**Text shown:**
-=-=-

The housebuilder has a development site that drains surface water through a drain under an adjacent railway line. The site is burdened by a covenant in favour of Network Rail that requires it to obtain the approval of  Network Rail to any development plans for the site. In essence, to ensure that such plans won’t adversely increase the flow of water through the drain and impact on the railway.

The covenant is drafted such that there is no statement requiring Network Rail to act in a reasonable and timely manner in consenting to the housebuilder’s plans.

Is there anything the developer could do to prevent Network Rail holding them to ransom by refusing consent?

In short, yes. Whilst in many scenarios (particularly landlord and tenant law) the absence of wording along the lines of “such consent not to be unreasonably withheld or delayed” may give a party an absolute right to refuse consent, the High Court has, in very similar circumstances to these,  implied a term into a covenant such that the third party was to act reasonably (and promptly) in granting consent*.

-=-=-

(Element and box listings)
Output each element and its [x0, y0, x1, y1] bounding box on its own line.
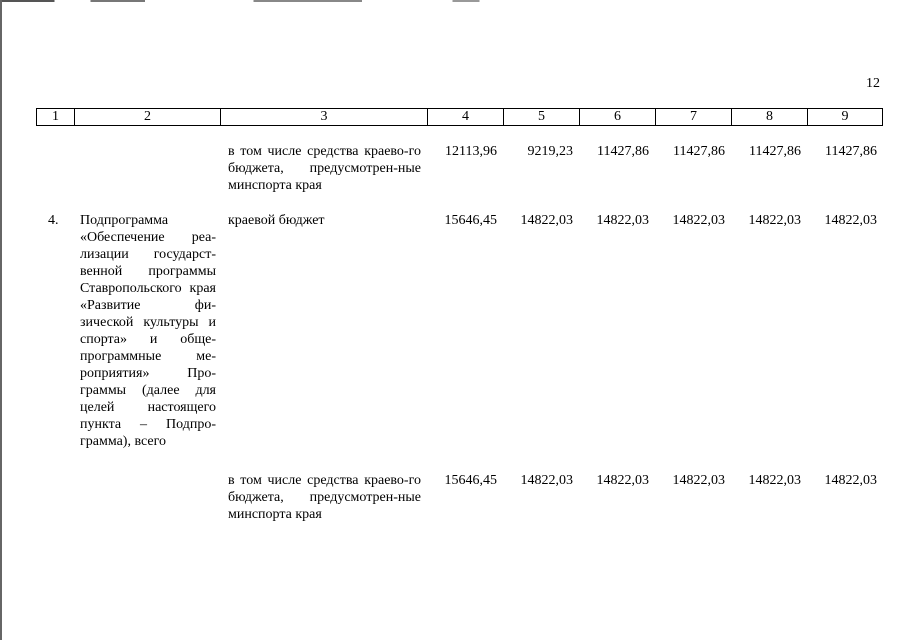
value-col-7: 14822,03 [672, 213, 725, 228]
header-col-9: 9 [808, 109, 883, 126]
value-col-8: 14822,03 [748, 213, 801, 228]
scan-left-edge [0, 0, 2, 640]
value-col-6: 14822,03 [596, 213, 649, 228]
value-col-8: 14822,03 [748, 473, 801, 488]
page-number: 12 [866, 76, 880, 91]
value-col-5: 9219,23 [527, 144, 573, 159]
header-col-3: 3 [221, 109, 428, 126]
header-col-5: 5 [504, 109, 580, 126]
funding-source: краевой бюджет [228, 213, 325, 228]
value-col-8: 11427,86 [749, 144, 801, 159]
funding-source: в том числе средства краево-го бюджета, предусмотрен-ные минспорта края [228, 473, 421, 522]
funding-source: в том числе средства краево-го бюджета, предусмотрен-ные минспорта края [228, 144, 421, 193]
column-number-header [36, 108, 883, 126]
value-col-5: 14822,03 [520, 473, 573, 488]
subprogram-name: Подпрограмма «Обеспечение реа-лизации государст-венной программы Ставропольского края «Развитие фи-зической культуры и спорта» и обще-программные ме-роприятия» Про-граммы (далее для целей настоящего пункта – Подпро-грамма), всего [80, 213, 216, 449]
header-col-7: 7 [656, 109, 732, 126]
header-col-6: 6 [580, 109, 656, 126]
header-col-1: 1 [37, 109, 75, 126]
value-col-5: 14822,03 [520, 213, 573, 228]
value-col-4: 15646,45 [444, 213, 497, 228]
value-col-9: 11427,86 [825, 144, 877, 159]
value-col-4: 12113,96 [445, 144, 497, 159]
value-col-9: 14822,03 [824, 473, 877, 488]
row-number: 4. [48, 213, 59, 228]
value-col-7: 14822,03 [672, 473, 725, 488]
header-row [37, 109, 883, 126]
header-col-2: 2 [75, 109, 221, 126]
header-col-8: 8 [732, 109, 808, 126]
value-col-9: 14822,03 [824, 213, 877, 228]
value-col-4: 15646,45 [444, 473, 497, 488]
value-col-6: 11427,86 [597, 144, 649, 159]
value-col-6: 14822,03 [596, 473, 649, 488]
scan-top-edge [0, 0, 905, 2]
value-col-7: 11427,86 [673, 144, 725, 159]
header-col-4: 4 [428, 109, 504, 126]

-=-=-

**Problem statement:**
Please type out the passage on the Network Rail covenant from "The covenant is" to "by refusing consent?", word for word. Work only from the passage on the Network Rail covenant; the data plays no part.

**Written answer:**
The covenant is drafted such that there is no statement requiring Network Rail to act in a reasonable and timely manner in consenting to the housebuilder’s plans.

Is there anything the developer could do to prevent Network Rail holding them to ransom by refusing consent?